> [WRITTEN EXERCISE]:
Exact reproduction of the data is required, with images excluded.

> [INPUT MATERIAL]:
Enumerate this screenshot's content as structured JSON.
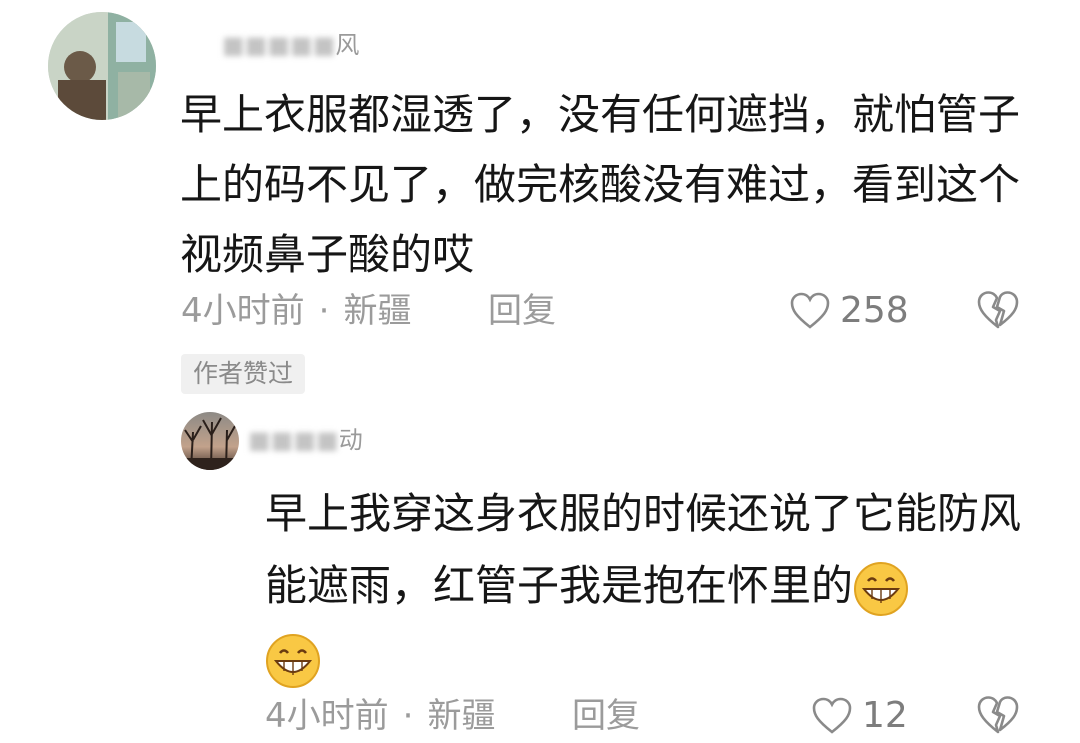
{
  "comment1": {
    "username": "风",
    "text": "早上衣服都湿透了，没有任何遮挡，就怕管子上的码不见了，做完核酸没有难过，看到这个视频鼻子酸的哎",
    "time": "4小时前",
    "separator": "·",
    "location": "新疆",
    "reply_label": "回复",
    "like_count": "258",
    "badge": "作者赞过"
  },
  "comment2": {
    "username": "动",
    "text": "早上我穿这身衣服的时候还说了它能防风能遮雨，红管子我是抱在怀里的",
    "emoji": "grinning-face",
    "time": "4小时前",
    "separator": "·",
    "location": "新疆",
    "reply_label": "回复",
    "like_count": "12"
  },
  "icons": {
    "like": "heart-outline-icon",
    "dislike": "broken-heart-icon"
  }
}
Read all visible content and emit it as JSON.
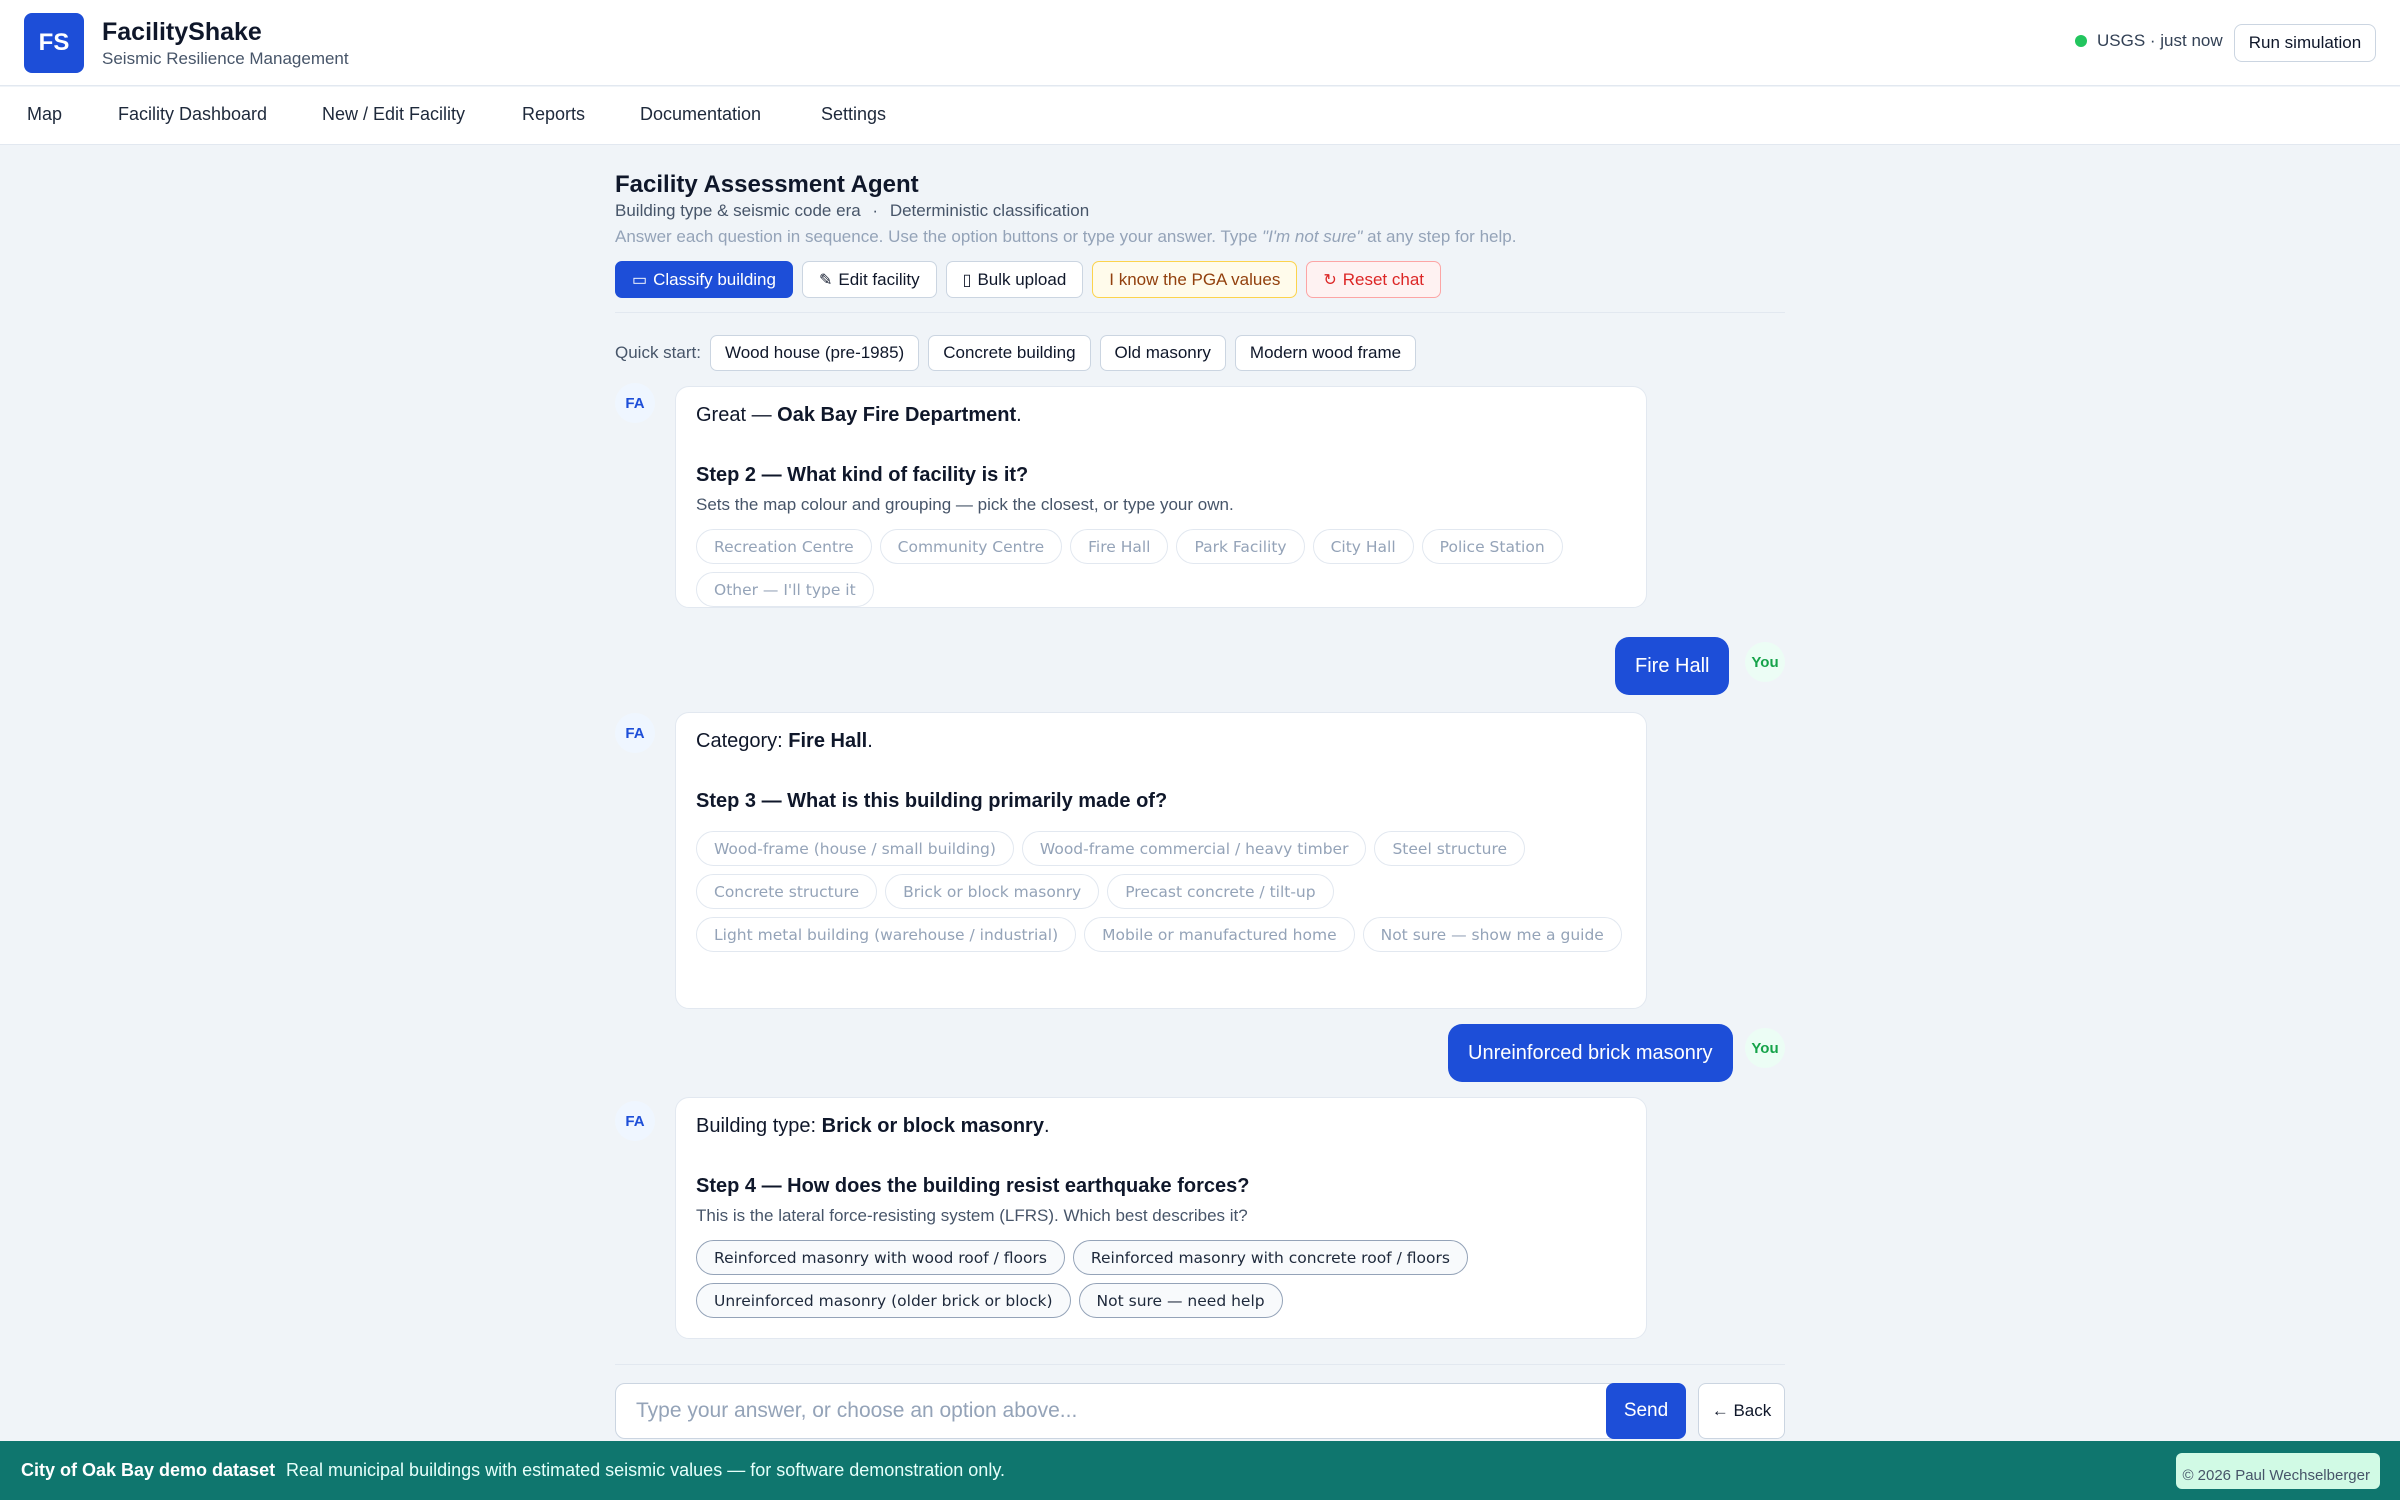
{
  "header": {
    "logo": "FS",
    "title": "FacilityShake",
    "subtitle": "Seismic Resilience Management",
    "status": "USGS · just now",
    "run_button": "Run simulation"
  },
  "nav": [
    "Map",
    "Facility Dashboard",
    "New / Edit Facility",
    "Reports",
    "Documentation",
    "Settings"
  ],
  "agent": {
    "title": "Facility Assessment Agent",
    "subline_a": "Building type & seismic code era",
    "subline_sep": "·",
    "subline_b": "Deterministic classification",
    "help_a": "Answer each question in sequence. Use the option buttons or type your answer. Type ",
    "help_em": "\"I'm not sure\"",
    "help_b": " at any step for help.",
    "actions": {
      "classify": "Classify building",
      "edit": "Edit facility",
      "bulk": "Bulk upload",
      "pga": "I know the PGA values",
      "reset": "Reset chat"
    },
    "quick_label": "Quick start:",
    "quick_start": [
      "Wood house (pre-1985)",
      "Concrete building",
      "Old masonry",
      "Modern wood frame"
    ]
  },
  "avatars": {
    "bot": "FA",
    "user": "You"
  },
  "messages": [
    {
      "lead": "Great — ",
      "lead_bold": "Oak Bay Fire Department",
      "lead_end": ".",
      "step": "Step 2 — What kind of facility is it?",
      "desc": "Sets the map colour and grouping — pick the closest, or type your own.",
      "options": [
        "Recreation Centre",
        "Community Centre",
        "Fire Hall",
        "Park Facility",
        "City Hall",
        "Police Station",
        "Other — I'll type it"
      ]
    },
    {
      "user": "Fire Hall"
    },
    {
      "lead": "Category: ",
      "lead_bold": "Fire Hall",
      "lead_end": ".",
      "step": "Step 3 — What is this building primarily made of?",
      "options": [
        "Wood-frame (house / small building)",
        "Wood-frame commercial / heavy timber",
        "Steel structure",
        "Concrete structure",
        "Brick or block masonry",
        "Precast concrete / tilt-up",
        "Light metal building (warehouse / industrial)",
        "Mobile or manufactured home",
        "Not sure — show me a guide"
      ]
    },
    {
      "user": "Unreinforced brick masonry"
    },
    {
      "lead": "Building type: ",
      "lead_bold": "Brick or block masonry",
      "lead_end": ".",
      "step": "Step 4 — How does the building resist earthquake forces?",
      "desc": "This is the lateral force-resisting system (LFRS). Which best describes it?",
      "options": [
        "Reinforced masonry with wood roof / floors",
        "Reinforced masonry with concrete roof / floors",
        "Unreinforced masonry (older brick or block)",
        "Not sure — need help"
      ]
    }
  ],
  "composer": {
    "placeholder": "Type your answer, or choose an option above...",
    "send": "Send",
    "back": "← Back"
  },
  "footer": {
    "dataset": "City of Oak Bay demo dataset",
    "note": "Real municipal buildings with estimated seismic values — for software demonstration only.",
    "copyright": "© 2026 Paul Wechselberger"
  },
  "colors": {
    "brand": "#1d4ed8",
    "footer": "#0f766e",
    "status": "#22c55e"
  }
}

> [CORRECT ANSWER]:
Enumerate this screenshot's content as structured JSON.
{
  "comment1": {
    "username": "风",
    "text": "早上衣服都湿透了，没有任何遮挡，就怕管子上的码不见了，做完核酸没有难过，看到这个视频鼻子酸的哎",
    "time": "4小时前",
    "separator": "·",
    "location": "新疆",
    "reply_label": "回复",
    "like_count": "258",
    "badge": "作者赞过"
  },
  "comment2": {
    "username": "动",
    "text": "早上我穿这身衣服的时候还说了它能防风能遮雨，红管子我是抱在怀里的",
    "emoji": "grinning-face",
    "time": "4小时前",
    "separator": "·",
    "location": "新疆",
    "reply_label": "回复",
    "like_count": "12"
  },
  "icons": {
    "like": "heart-outline-icon",
    "dislike": "broken-heart-icon"
  }
}
Read all visible content and emit it as JSON.
{
  "header": {
    "logo": "FS",
    "title": "FacilityShake",
    "subtitle": "Seismic Resilience Management",
    "status": "USGS · just now",
    "run_button": "Run simulation"
  },
  "nav": [
    "Map",
    "Facility Dashboard",
    "New / Edit Facility",
    "Reports",
    "Documentation",
    "Settings"
  ],
  "agent": {
    "title": "Facility Assessment Agent",
    "subline_a": "Building type & seismic code era",
    "subline_sep": "·",
    "subline_b": "Deterministic classification",
    "help_a": "Answer each question in sequence. Use the option buttons or type your answer. Type ",
    "help_em": "\"I'm not sure\"",
    "help_b": " at any step for help.",
    "actions": {
      "classify": "Classify building",
      "edit": "Edit facility",
      "bulk": "Bulk upload",
      "pga": "I know the PGA values",
      "reset": "Reset chat"
    },
    "quick_label": "Quick start:",
    "quick_start": [
      "Wood house (pre-1985)",
      "Concrete building",
      "Old masonry",
      "Modern wood frame"
    ]
  },
  "avatars": {
    "bot": "FA",
    "user": "You"
  },
  "messages": [
    {
      "lead": "Great — ",
      "lead_bold": "Oak Bay Fire Department",
      "lead_end": ".",
      "step": "Step 2 — What kind of facility is it?",
      "desc": "Sets the map colour and grouping — pick the closest, or type your own.",
      "options": [
        "Recreation Centre",
        "Community Centre",
        "Fire Hall",
        "Park Facility",
        "City Hall",
        "Police Station",
        "Other — I'll type it"
      ]
    },
    {
      "user": "Fire Hall"
    },
    {
      "lead": "Category: ",
      "lead_bold": "Fire Hall",
      "lead_end": ".",
      "step": "Step 3 — What is this building primarily made of?",
      "options": [
        "Wood-frame (house / small building)",
        "Wood-frame commercial / heavy timber",
        "Steel structure",
        "Concrete structure",
        "Brick or block masonry",
        "Precast concrete / tilt-up",
        "Light metal building (warehouse / industrial)",
        "Mobile or manufactured home",
        "Not sure — show me a guide"
      ]
    },
    {
      "user": "Unreinforced brick masonry"
    },
    {
      "lead": "Building type: ",
      "lead_bold": "Brick or block masonry",
      "lead_end": ".",
      "step": "Step 4 — How does the building resist earthquake forces?",
      "desc": "This is the lateral force-resisting system (LFRS). Which best describes it?",
      "options": [
        "Reinforced masonry with wood roof / floors",
        "Reinforced masonry with concrete roof / floors",
        "Unreinforced masonry (older brick or block)",
        "Not sure — need help"
      ]
    }
  ],
  "composer": {
    "placeholder": "Type your answer, or choose an option above...",
    "send": "Send",
    "back": "← Back"
  },
  "footer": {
    "dataset": "City of Oak Bay demo dataset",
    "note": "Real municipal buildings with estimated seismic values — for software demonstration only.",
    "copyright": "© 2026 Paul Wechselberger"
  },
  "colors": {
    "brand": "#1d4ed8",
    "footer": "#0f766e",
    "status": "#22c55e"
  }
}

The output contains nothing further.